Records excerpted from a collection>
───

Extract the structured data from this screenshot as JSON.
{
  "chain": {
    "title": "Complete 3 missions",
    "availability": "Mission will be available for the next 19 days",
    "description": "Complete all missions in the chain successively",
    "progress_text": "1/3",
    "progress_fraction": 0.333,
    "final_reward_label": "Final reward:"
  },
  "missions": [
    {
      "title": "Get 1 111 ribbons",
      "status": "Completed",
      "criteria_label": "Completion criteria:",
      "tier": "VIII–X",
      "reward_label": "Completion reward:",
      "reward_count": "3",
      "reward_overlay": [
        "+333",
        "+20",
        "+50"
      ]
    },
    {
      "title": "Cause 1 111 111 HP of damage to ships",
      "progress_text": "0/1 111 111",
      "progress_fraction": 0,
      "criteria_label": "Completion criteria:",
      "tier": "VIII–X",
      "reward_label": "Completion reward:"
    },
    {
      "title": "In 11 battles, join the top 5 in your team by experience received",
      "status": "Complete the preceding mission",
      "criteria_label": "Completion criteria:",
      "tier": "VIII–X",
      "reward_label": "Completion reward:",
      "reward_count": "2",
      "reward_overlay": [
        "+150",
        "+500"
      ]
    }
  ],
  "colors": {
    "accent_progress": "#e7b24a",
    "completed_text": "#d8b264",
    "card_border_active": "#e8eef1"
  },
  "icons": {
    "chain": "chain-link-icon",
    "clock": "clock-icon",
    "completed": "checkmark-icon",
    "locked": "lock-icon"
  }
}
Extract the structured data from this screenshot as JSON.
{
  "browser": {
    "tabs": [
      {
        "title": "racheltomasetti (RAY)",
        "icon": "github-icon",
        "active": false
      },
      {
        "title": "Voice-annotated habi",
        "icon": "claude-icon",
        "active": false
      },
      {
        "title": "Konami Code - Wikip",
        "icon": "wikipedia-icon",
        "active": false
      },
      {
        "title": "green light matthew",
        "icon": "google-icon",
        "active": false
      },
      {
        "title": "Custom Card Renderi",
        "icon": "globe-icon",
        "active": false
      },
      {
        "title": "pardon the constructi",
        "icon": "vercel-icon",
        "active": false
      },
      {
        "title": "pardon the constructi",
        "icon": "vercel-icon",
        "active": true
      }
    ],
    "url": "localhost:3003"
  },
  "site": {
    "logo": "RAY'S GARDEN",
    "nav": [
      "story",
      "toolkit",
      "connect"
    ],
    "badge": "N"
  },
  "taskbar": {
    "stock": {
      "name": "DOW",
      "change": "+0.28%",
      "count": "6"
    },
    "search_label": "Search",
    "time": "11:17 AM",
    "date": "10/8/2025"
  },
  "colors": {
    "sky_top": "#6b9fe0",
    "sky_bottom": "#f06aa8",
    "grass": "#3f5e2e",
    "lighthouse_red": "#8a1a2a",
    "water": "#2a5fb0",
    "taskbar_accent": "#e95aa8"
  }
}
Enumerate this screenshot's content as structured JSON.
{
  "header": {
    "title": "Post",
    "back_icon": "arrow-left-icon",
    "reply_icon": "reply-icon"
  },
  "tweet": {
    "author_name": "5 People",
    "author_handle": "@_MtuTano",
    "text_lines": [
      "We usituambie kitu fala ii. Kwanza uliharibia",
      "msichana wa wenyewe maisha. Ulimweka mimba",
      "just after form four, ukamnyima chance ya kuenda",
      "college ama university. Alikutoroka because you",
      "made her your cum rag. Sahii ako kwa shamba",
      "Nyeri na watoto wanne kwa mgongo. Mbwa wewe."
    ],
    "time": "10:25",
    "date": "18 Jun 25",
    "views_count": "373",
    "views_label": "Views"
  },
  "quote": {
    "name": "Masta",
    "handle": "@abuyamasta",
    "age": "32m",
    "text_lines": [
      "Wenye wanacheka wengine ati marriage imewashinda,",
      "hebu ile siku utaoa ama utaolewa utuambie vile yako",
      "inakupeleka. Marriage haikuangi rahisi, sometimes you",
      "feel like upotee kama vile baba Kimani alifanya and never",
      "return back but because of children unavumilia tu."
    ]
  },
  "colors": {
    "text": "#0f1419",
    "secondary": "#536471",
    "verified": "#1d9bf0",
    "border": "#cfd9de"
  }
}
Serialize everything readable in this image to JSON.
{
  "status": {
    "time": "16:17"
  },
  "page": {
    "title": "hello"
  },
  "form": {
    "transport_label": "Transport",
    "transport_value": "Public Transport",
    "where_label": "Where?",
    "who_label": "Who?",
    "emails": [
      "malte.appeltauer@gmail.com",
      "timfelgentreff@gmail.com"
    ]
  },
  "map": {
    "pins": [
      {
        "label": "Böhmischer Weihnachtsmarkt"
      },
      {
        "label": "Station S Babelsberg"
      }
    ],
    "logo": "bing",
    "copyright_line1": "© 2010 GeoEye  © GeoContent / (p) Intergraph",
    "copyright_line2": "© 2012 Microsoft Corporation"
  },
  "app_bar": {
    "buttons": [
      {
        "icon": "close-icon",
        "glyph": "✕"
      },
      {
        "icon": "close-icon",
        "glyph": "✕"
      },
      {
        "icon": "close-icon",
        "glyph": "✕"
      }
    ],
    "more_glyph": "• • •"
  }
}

───

GIVEN TASK> Each line in the material above must be retyped without alteration.

WRITTEN REPLY>
Extract the structured data from this screenshot as JSON.
{
  "chain": {
    "title": "Complete 3 missions",
    "availability": "Mission will be available for the next 19 days",
    "description": "Complete all missions in the chain successively",
    "progress_text": "1/3",
    "progress_fraction": 0.333,
    "final_reward_label": "Final reward:"
  },
  "missions": [
    {
      "title": "Get 1 111 ribbons",
      "status": "Completed",
      "criteria_label": "Completion criteria:",
      "tier": "VIII–X",
      "reward_label": "Completion reward:",
      "reward_count": "3",
      "reward_overlay": [
        "+333",
        "+20",
        "+50"
      ]
    },
    {
      "title": "Cause 1 111 111 HP of damage to ships",
      "progress_text": "0/1 111 111",
      "progress_fraction": 0,
      "criteria_label": "Completion criteria:",
      "tier": "VIII–X",
      "reward_label": "Completion reward:"
    },
    {
      "title": "In 11 battles, join the top 5 in your team by experience received",
      "status": "Complete the preceding mission",
      "criteria_label": "Completion criteria:",
      "tier": "VIII–X",
      "reward_label": "Completion reward:",
      "reward_count": "2",
      "reward_overlay": [
        "+150",
        "+500"
      ]
    }
  ],
  "colors": {
    "accent_progress": "#e7b24a",
    "completed_text": "#d8b264",
    "card_border_active": "#e8eef1"
  },
  "icons": {
    "chain": "chain-link-icon",
    "clock": "clock-icon",
    "completed": "checkmark-icon",
    "locked": "lock-icon"
  }
}
Extract the structured data from this screenshot as JSON.
{
  "browser": {
    "tabs": [
      {
        "title": "racheltomasetti (RAY)",
        "icon": "github-icon",
        "active": false
      },
      {
        "title": "Voice-annotated habi",
        "icon": "claude-icon",
        "active": false
      },
      {
        "title": "Konami Code - Wikip",
        "icon": "wikipedia-icon",
        "active": false
      },
      {
        "title": "green light matthew",
        "icon": "google-icon",
        "active": false
      },
      {
        "title": "Custom Card Renderi",
        "icon": "globe-icon",
        "active": false
      },
      {
        "title": "pardon the constructi",
        "icon": "vercel-icon",
        "active": false
      },
      {
        "title": "pardon the constructi",
        "icon": "vercel-icon",
        "active": true
      }
    ],
    "url": "localhost:3003"
  },
  "site": {
    "logo": "RAY'S GARDEN",
    "nav": [
      "story",
      "toolkit",
      "connect"
    ],
    "badge": "N"
  },
  "taskbar": {
    "stock": {
      "name": "DOW",
      "change": "+0.28%",
      "count": "6"
    },
    "search_label": "Search",
    "time": "11:17 AM",
    "date": "10/8/2025"
  },
  "colors": {
    "sky_top": "#6b9fe0",
    "sky_bottom": "#f06aa8",
    "grass": "#3f5e2e",
    "lighthouse_red": "#8a1a2a",
    "water": "#2a5fb0",
    "taskbar_accent": "#e95aa8"
  }
}
Enumerate this screenshot's content as structured JSON.
{
  "header": {
    "title": "Post",
    "back_icon": "arrow-left-icon",
    "reply_icon": "reply-icon"
  },
  "tweet": {
    "author_name": "5 People",
    "author_handle": "@_MtuTano",
    "text_lines": [
      "We usituambie kitu fala ii. Kwanza uliharibia",
      "msichana wa wenyewe maisha. Ulimweka mimba",
      "just after form four, ukamnyima chance ya kuenda",
      "college ama university. Alikutoroka because you",
      "made her your cum rag. Sahii ako kwa shamba",
      "Nyeri na watoto wanne kwa mgongo. Mbwa wewe."
    ],
    "time": "10:25",
    "date": "18 Jun 25",
    "views_count": "373",
    "views_label": "Views"
  },
  "quote": {
    "name": "Masta",
    "handle": "@abuyamasta",
    "age": "32m",
    "text_lines": [
      "Wenye wanacheka wengine ati marriage imewashinda,",
      "hebu ile siku utaoa ama utaolewa utuambie vile yako",
      "inakupeleka. Marriage haikuangi rahisi, sometimes you",
      "feel like upotee kama vile baba Kimani alifanya and never",
      "return back but because of children unavumilia tu."
    ]
  },
  "colors": {
    "text": "#0f1419",
    "secondary": "#536471",
    "verified": "#1d9bf0",
    "border": "#cfd9de"
  }
}
Serialize everything readable in this image to JSON.
{
  "status": {
    "time": "16:17"
  },
  "page": {
    "title": "hello"
  },
  "form": {
    "transport_label": "Transport",
    "transport_value": "Public Transport",
    "where_label": "Where?",
    "who_label": "Who?",
    "emails": [
      "malte.appeltauer@gmail.com",
      "timfelgentreff@gmail.com"
    ]
  },
  "map": {
    "pins": [
      {
        "label": "Böhmischer Weihnachtsmarkt"
      },
      {
        "label": "Station S Babelsberg"
      }
    ],
    "logo": "bing",
    "copyright_line1": "© 2010 GeoEye  © GeoContent / (p) Intergraph",
    "copyright_line2": "© 2012 Microsoft Corporation"
  },
  "app_bar": {
    "buttons": [
      {
        "icon": "close-icon",
        "glyph": "✕"
      },
      {
        "icon": "close-icon",
        "glyph": "✕"
      },
      {
        "icon": "close-icon",
        "glyph": "✕"
      }
    ],
    "more_glyph": "• • •"
  }
}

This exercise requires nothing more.